▶ **Task**: All of the listing below must be repeated word for word. Pictures are the only thing to omit.

[Dataset excerpts]
** Start **

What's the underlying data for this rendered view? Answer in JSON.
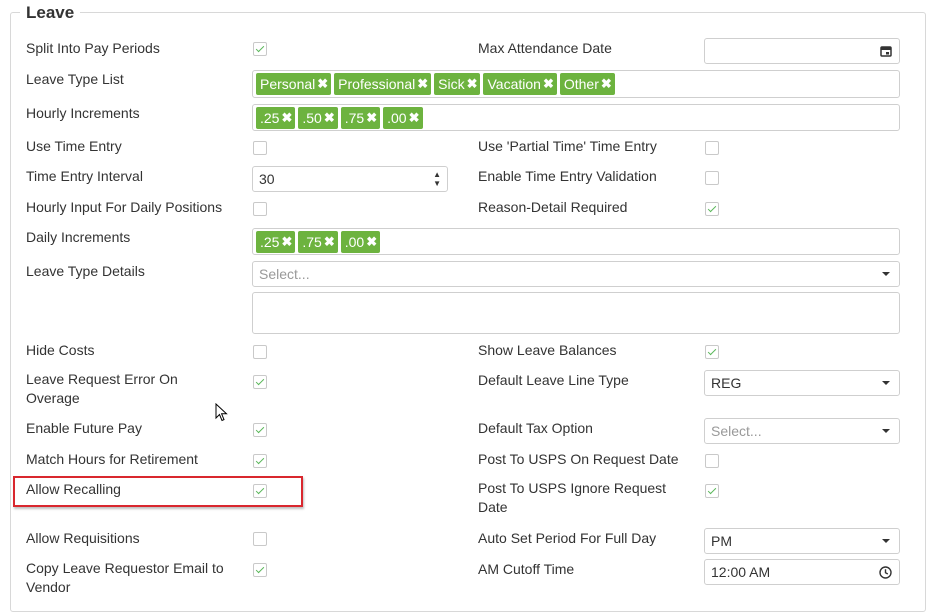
{
  "section": {
    "title": "Leave"
  },
  "left": {
    "split_pay_periods": "Split Into Pay Periods",
    "leave_type_list": "Leave Type List",
    "hourly_increments": "Hourly Increments",
    "use_time_entry": "Use Time Entry",
    "time_entry_interval": "Time Entry Interval",
    "hourly_input_daily": "Hourly Input For Daily Positions",
    "daily_increments": "Daily Increments",
    "leave_type_details": "Leave Type Details",
    "hide_costs": "Hide Costs",
    "leave_request_error_line1": "Leave Request Error On",
    "leave_request_error_line2": "Overage",
    "enable_future_pay": "Enable Future Pay",
    "match_hours_retirement": "Match Hours for Retirement",
    "allow_recalling": "Allow Recalling",
    "allow_requisitions": "Allow Requisitions",
    "copy_email_line1": "Copy Leave Requestor Email to",
    "copy_email_line2": "Vendor"
  },
  "right": {
    "max_attendance_date": "Max Attendance Date",
    "use_partial_time": "Use 'Partial Time' Time Entry",
    "enable_validation": "Enable Time Entry Validation",
    "reason_detail_required": "Reason-Detail Required",
    "show_leave_balances": "Show Leave Balances",
    "default_leave_line_type": "Default Leave Line Type",
    "default_tax_option": "Default Tax Option",
    "post_usps_on_request": "Post To USPS On Request Date",
    "post_usps_ignore_line1": "Post To USPS Ignore Request",
    "post_usps_ignore_line2": "Date",
    "auto_set_period": "Auto Set Period For Full Day",
    "am_cutoff_time": "AM Cutoff Time"
  },
  "leave_types": [
    "Personal",
    "Professional",
    "Sick",
    "Vacation",
    "Other"
  ],
  "hourly_increments": [
    ".25",
    ".50",
    ".75",
    ".00"
  ],
  "daily_increments": [
    ".25",
    ".75",
    ".00"
  ],
  "values": {
    "time_entry_interval": "30",
    "leave_type_details_placeholder": "Select...",
    "default_leave_line_type": "REG",
    "default_tax_option_placeholder": "Select...",
    "auto_set_period": "PM",
    "am_cutoff_time": "12:00 AM",
    "max_attendance_date": ""
  },
  "checkboxes": {
    "split_pay_periods": true,
    "use_time_entry": false,
    "use_partial_time": false,
    "enable_validation": false,
    "hourly_input_daily": false,
    "reason_detail_required": true,
    "hide_costs": false,
    "show_leave_balances": true,
    "leave_request_error": true,
    "enable_future_pay": true,
    "match_hours_retirement": true,
    "post_usps_on_request": false,
    "allow_recalling": true,
    "post_usps_ignore": true,
    "allow_requisitions": false,
    "copy_email": true
  },
  "colors": {
    "tag_green": "#6db33f",
    "check_green": "#5cb85c",
    "highlight_red": "#d9272e"
  },
  "icons": {
    "tag_remove": "x-icon",
    "date": "calendar-icon",
    "time": "clock-icon",
    "dropdown": "caret-down-icon"
  }
}
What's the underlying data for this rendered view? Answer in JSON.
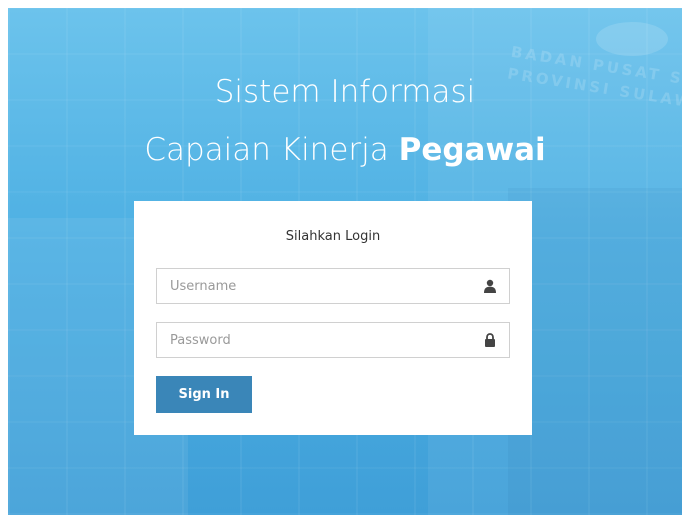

** End **

▶ **Answer to the exercise**:
What's the underlying data for this rendered view? Answer in JSON.
{
  "section": {
    "title": "Leave"
  },
  "left": {
    "split_pay_periods": "Split Into Pay Periods",
    "leave_type_list": "Leave Type List",
    "hourly_increments": "Hourly Increments",
    "use_time_entry": "Use Time Entry",
    "time_entry_interval": "Time Entry Interval",
    "hourly_input_daily": "Hourly Input For Daily Positions",
    "daily_increments": "Daily Increments",
    "leave_type_details": "Leave Type Details",
    "hide_costs": "Hide Costs",
    "leave_request_error_line1": "Leave Request Error On",
    "leave_request_error_line2": "Overage",
    "enable_future_pay": "Enable Future Pay",
    "match_hours_retirement": "Match Hours for Retirement",
    "allow_recalling": "Allow Recalling",
    "allow_requisitions": "Allow Requisitions",
    "copy_email_line1": "Copy Leave Requestor Email to",
    "copy_email_line2": "Vendor"
  },
  "right": {
    "max_attendance_date": "Max Attendance Date",
    "use_partial_time": "Use 'Partial Time' Time Entry",
    "enable_validation": "Enable Time Entry Validation",
    "reason_detail_required": "Reason-Detail Required",
    "show_leave_balances": "Show Leave Balances",
    "default_leave_line_type": "Default Leave Line Type",
    "default_tax_option": "Default Tax Option",
    "post_usps_on_request": "Post To USPS On Request Date",
    "post_usps_ignore_line1": "Post To USPS Ignore Request",
    "post_usps_ignore_line2": "Date",
    "auto_set_period": "Auto Set Period For Full Day",
    "am_cutoff_time": "AM Cutoff Time"
  },
  "leave_types": [
    "Personal",
    "Professional",
    "Sick",
    "Vacation",
    "Other"
  ],
  "hourly_increments": [
    ".25",
    ".50",
    ".75",
    ".00"
  ],
  "daily_increments": [
    ".25",
    ".75",
    ".00"
  ],
  "values": {
    "time_entry_interval": "30",
    "leave_type_details_placeholder": "Select...",
    "default_leave_line_type": "REG",
    "default_tax_option_placeholder": "Select...",
    "auto_set_period": "PM",
    "am_cutoff_time": "12:00 AM",
    "max_attendance_date": ""
  },
  "checkboxes": {
    "split_pay_periods": true,
    "use_time_entry": false,
    "use_partial_time": false,
    "enable_validation": false,
    "hourly_input_daily": false,
    "reason_detail_required": true,
    "hide_costs": false,
    "show_leave_balances": true,
    "leave_request_error": true,
    "enable_future_pay": true,
    "match_hours_retirement": true,
    "post_usps_on_request": false,
    "allow_recalling": true,
    "post_usps_ignore": true,
    "allow_requisitions": false,
    "copy_email": true
  },
  "colors": {
    "tag_green": "#6db33f",
    "check_green": "#5cb85c",
    "highlight_red": "#d9272e"
  },
  "icons": {
    "tag_remove": "x-icon",
    "date": "calendar-icon",
    "time": "clock-icon",
    "dropdown": "caret-down-icon"
  }
}
What's the underlying data for this rendered view? Answer in JSON.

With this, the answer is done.